-- start of Raw data --

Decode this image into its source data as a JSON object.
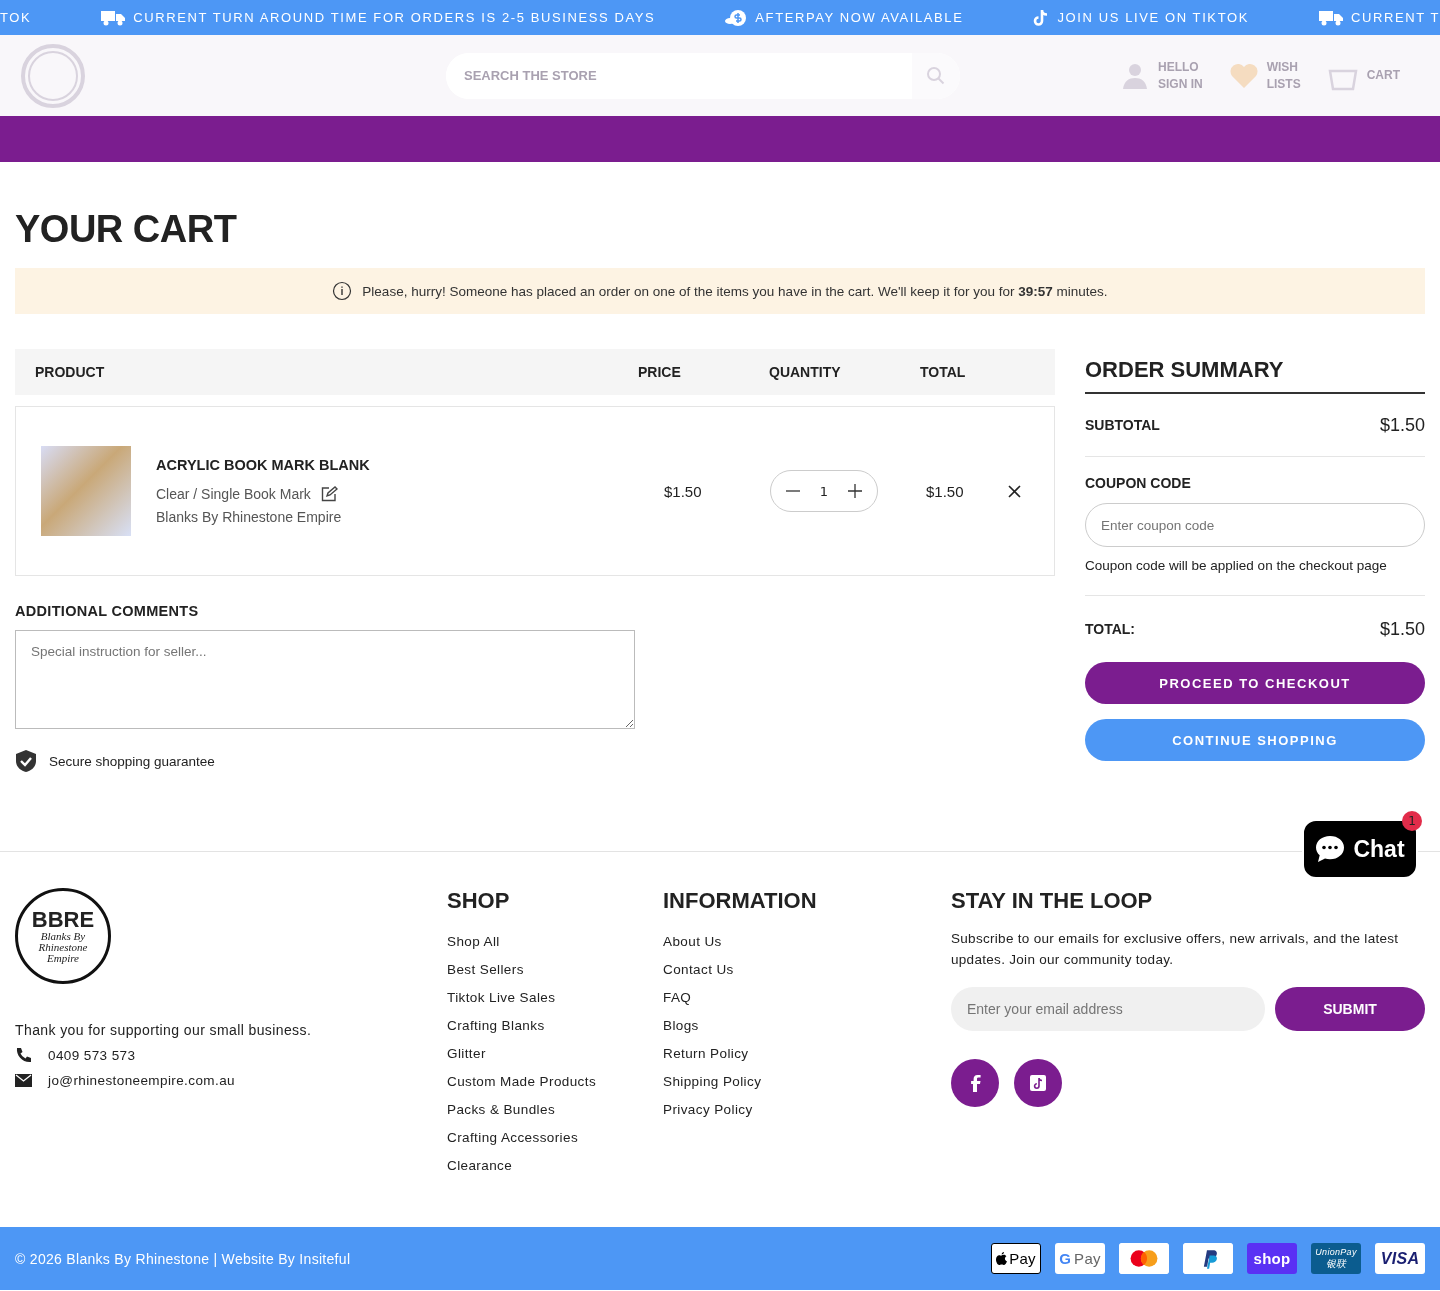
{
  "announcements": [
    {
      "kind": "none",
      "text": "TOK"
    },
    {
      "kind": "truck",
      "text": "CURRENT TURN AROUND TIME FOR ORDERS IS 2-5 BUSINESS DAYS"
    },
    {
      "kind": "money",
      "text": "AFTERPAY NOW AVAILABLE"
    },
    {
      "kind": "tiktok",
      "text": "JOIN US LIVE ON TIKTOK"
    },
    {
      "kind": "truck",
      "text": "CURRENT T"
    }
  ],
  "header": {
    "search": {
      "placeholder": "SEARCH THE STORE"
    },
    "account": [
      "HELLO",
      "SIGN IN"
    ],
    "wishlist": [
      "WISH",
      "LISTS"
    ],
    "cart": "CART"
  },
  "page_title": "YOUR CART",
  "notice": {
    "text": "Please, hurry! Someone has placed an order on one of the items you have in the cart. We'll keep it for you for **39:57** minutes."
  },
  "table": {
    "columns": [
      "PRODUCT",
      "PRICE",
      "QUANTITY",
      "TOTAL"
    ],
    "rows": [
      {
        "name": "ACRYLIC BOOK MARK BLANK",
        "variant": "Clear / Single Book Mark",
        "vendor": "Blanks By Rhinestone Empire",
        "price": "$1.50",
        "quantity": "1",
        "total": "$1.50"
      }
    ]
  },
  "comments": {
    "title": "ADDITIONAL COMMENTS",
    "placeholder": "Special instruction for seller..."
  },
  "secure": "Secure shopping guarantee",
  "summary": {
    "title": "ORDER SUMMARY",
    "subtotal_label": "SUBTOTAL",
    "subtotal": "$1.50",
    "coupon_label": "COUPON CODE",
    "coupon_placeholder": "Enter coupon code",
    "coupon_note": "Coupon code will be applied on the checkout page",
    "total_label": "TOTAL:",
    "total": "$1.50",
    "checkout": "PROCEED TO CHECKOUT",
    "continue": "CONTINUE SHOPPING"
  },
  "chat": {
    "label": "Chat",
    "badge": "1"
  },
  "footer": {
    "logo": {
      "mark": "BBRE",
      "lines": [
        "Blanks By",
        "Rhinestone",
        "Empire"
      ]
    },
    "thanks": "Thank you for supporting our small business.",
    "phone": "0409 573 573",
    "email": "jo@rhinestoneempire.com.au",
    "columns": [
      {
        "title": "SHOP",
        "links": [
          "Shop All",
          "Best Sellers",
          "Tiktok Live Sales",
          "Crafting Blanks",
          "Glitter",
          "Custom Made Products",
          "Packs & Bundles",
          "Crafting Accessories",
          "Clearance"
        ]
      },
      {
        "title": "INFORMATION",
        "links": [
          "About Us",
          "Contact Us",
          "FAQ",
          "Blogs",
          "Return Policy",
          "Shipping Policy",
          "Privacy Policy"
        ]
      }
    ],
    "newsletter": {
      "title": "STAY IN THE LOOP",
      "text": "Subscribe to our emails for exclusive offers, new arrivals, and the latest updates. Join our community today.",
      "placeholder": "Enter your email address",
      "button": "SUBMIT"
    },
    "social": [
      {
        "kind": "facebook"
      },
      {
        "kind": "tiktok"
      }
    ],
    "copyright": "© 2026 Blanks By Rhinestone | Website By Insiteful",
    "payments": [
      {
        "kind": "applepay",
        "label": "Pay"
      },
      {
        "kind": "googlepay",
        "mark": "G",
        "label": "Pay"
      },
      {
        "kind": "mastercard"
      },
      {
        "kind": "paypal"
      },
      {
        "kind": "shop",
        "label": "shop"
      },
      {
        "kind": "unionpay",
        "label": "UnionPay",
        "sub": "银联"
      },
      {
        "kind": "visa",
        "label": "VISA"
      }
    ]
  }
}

-- end of Raw data --

In the records above, locate every line with the string "Crafting" and copy it.

          "Crafting Blanks",
          "Crafting Accessories",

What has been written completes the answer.